━━━━━ DATA RECORDS ━━━━━
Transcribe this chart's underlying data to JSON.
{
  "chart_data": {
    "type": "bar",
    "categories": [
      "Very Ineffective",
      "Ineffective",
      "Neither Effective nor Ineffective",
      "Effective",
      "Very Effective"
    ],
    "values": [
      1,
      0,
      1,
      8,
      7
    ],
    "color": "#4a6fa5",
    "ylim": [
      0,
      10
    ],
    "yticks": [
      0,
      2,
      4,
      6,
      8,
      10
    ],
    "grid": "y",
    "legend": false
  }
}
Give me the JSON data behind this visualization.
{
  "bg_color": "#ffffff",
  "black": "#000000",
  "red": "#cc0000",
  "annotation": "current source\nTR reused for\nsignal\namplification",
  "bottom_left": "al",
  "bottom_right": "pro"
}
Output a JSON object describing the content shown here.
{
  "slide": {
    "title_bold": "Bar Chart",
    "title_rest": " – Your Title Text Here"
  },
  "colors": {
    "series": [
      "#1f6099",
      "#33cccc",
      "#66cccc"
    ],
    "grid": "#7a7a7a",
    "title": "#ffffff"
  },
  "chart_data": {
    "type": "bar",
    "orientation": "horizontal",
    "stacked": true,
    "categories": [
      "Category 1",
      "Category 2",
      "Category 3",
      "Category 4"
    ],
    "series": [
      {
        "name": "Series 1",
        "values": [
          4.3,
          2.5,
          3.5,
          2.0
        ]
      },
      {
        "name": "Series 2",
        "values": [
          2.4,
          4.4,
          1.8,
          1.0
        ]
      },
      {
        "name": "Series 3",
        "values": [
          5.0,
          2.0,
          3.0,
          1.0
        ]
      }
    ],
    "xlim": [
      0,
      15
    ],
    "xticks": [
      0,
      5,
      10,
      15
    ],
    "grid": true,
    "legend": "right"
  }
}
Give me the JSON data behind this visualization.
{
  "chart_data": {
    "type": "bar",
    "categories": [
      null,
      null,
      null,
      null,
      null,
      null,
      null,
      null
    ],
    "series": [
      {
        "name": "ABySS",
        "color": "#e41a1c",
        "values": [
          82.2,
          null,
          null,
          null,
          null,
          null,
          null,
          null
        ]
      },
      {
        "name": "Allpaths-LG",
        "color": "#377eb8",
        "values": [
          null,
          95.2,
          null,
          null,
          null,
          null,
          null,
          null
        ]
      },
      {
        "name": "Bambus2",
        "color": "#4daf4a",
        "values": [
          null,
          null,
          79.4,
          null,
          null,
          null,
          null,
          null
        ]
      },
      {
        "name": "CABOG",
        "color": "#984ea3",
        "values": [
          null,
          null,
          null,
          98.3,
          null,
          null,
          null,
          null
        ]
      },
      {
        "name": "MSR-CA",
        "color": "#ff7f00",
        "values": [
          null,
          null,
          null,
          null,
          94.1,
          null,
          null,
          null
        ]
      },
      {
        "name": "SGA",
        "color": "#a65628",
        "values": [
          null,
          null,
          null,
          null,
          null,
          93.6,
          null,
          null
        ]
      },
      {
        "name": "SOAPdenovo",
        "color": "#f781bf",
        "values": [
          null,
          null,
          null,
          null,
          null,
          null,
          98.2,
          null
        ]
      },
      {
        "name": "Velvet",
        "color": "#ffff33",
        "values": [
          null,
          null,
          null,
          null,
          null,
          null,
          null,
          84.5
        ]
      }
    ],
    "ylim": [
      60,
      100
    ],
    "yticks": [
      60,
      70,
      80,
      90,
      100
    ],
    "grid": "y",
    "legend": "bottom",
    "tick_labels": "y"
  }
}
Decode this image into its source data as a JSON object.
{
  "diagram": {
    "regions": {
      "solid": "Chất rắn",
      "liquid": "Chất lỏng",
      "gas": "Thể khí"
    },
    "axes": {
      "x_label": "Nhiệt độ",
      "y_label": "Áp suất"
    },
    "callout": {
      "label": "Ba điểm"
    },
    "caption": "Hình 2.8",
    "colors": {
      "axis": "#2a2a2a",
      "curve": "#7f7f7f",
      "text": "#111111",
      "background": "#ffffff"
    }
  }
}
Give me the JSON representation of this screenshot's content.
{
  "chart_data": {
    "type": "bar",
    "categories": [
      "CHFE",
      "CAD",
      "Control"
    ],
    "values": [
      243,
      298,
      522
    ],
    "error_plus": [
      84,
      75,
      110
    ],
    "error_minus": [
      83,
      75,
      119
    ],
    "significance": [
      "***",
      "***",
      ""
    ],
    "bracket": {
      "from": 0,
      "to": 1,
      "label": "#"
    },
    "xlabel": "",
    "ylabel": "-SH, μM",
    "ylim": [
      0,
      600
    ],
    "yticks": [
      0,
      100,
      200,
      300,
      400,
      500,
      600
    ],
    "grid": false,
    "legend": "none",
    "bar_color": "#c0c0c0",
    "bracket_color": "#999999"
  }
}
━━━━━
▶ PROBLEM STATEMENT
Repeat the material above in full, keeping every word.

▶ RESULT OF THE EXERCISE
Transcribe this chart's underlying data to JSON.
{
  "chart_data": {
    "type": "bar",
    "categories": [
      "Very Ineffective",
      "Ineffective",
      "Neither Effective nor Ineffective",
      "Effective",
      "Very Effective"
    ],
    "values": [
      1,
      0,
      1,
      8,
      7
    ],
    "color": "#4a6fa5",
    "ylim": [
      0,
      10
    ],
    "yticks": [
      0,
      2,
      4,
      6,
      8,
      10
    ],
    "grid": "y",
    "legend": false
  }
}
Give me the JSON data behind this visualization.
{
  "bg_color": "#ffffff",
  "black": "#000000",
  "red": "#cc0000",
  "annotation": "current source\nTR reused for\nsignal\namplification",
  "bottom_left": "al",
  "bottom_right": "pro"
}
Output a JSON object describing the content shown here.
{
  "slide": {
    "title_bold": "Bar Chart",
    "title_rest": " – Your Title Text Here"
  },
  "colors": {
    "series": [
      "#1f6099",
      "#33cccc",
      "#66cccc"
    ],
    "grid": "#7a7a7a",
    "title": "#ffffff"
  },
  "chart_data": {
    "type": "bar",
    "orientation": "horizontal",
    "stacked": true,
    "categories": [
      "Category 1",
      "Category 2",
      "Category 3",
      "Category 4"
    ],
    "series": [
      {
        "name": "Series 1",
        "values": [
          4.3,
          2.5,
          3.5,
          2.0
        ]
      },
      {
        "name": "Series 2",
        "values": [
          2.4,
          4.4,
          1.8,
          1.0
        ]
      },
      {
        "name": "Series 3",
        "values": [
          5.0,
          2.0,
          3.0,
          1.0
        ]
      }
    ],
    "xlim": [
      0,
      15
    ],
    "xticks": [
      0,
      5,
      10,
      15
    ],
    "grid": true,
    "legend": "right"
  }
}
Give me the JSON data behind this visualization.
{
  "chart_data": {
    "type": "bar",
    "categories": [
      null,
      null,
      null,
      null,
      null,
      null,
      null,
      null
    ],
    "series": [
      {
        "name": "ABySS",
        "color": "#e41a1c",
        "values": [
          82.2,
          null,
          null,
          null,
          null,
          null,
          null,
          null
        ]
      },
      {
        "name": "Allpaths-LG",
        "color": "#377eb8",
        "values": [
          null,
          95.2,
          null,
          null,
          null,
          null,
          null,
          null
        ]
      },
      {
        "name": "Bambus2",
        "color": "#4daf4a",
        "values": [
          null,
          null,
          79.4,
          null,
          null,
          null,
          null,
          null
        ]
      },
      {
        "name": "CABOG",
        "color": "#984ea3",
        "values": [
          null,
          null,
          null,
          98.3,
          null,
          null,
          null,
          null
        ]
      },
      {
        "name": "MSR-CA",
        "color": "#ff7f00",
        "values": [
          null,
          null,
          null,
          null,
          94.1,
          null,
          null,
          null
        ]
      },
      {
        "name": "SGA",
        "color": "#a65628",
        "values": [
          null,
          null,
          null,
          null,
          null,
          93.6,
          null,
          null
        ]
      },
      {
        "name": "SOAPdenovo",
        "color": "#f781bf",
        "values": [
          null,
          null,
          null,
          null,
          null,
          null,
          98.2,
          null
        ]
      },
      {
        "name": "Velvet",
        "color": "#ffff33",
        "values": [
          null,
          null,
          null,
          null,
          null,
          null,
          null,
          84.5
        ]
      }
    ],
    "ylim": [
      60,
      100
    ],
    "yticks": [
      60,
      70,
      80,
      90,
      100
    ],
    "grid": "y",
    "legend": "bottom",
    "tick_labels": "y"
  }
}
Decode this image into its source data as a JSON object.
{
  "diagram": {
    "regions": {
      "solid": "Chất rắn",
      "liquid": "Chất lỏng",
      "gas": "Thể khí"
    },
    "axes": {
      "x_label": "Nhiệt độ",
      "y_label": "Áp suất"
    },
    "callout": {
      "label": "Ba điểm"
    },
    "caption": "Hình 2.8",
    "colors": {
      "axis": "#2a2a2a",
      "curve": "#7f7f7f",
      "text": "#111111",
      "background": "#ffffff"
    }
  }
}
Give me the JSON representation of this screenshot's content.
{
  "chart_data": {
    "type": "bar",
    "categories": [
      "CHFE",
      "CAD",
      "Control"
    ],
    "values": [
      243,
      298,
      522
    ],
    "error_plus": [
      84,
      75,
      110
    ],
    "error_minus": [
      83,
      75,
      119
    ],
    "significance": [
      "***",
      "***",
      ""
    ],
    "bracket": {
      "from": 0,
      "to": 1,
      "label": "#"
    },
    "xlabel": "",
    "ylabel": "-SH, μM",
    "ylim": [
      0,
      600
    ],
    "yticks": [
      0,
      100,
      200,
      300,
      400,
      500,
      600
    ],
    "grid": false,
    "legend": "none",
    "bar_color": "#c0c0c0",
    "bracket_color": "#999999"
  }
}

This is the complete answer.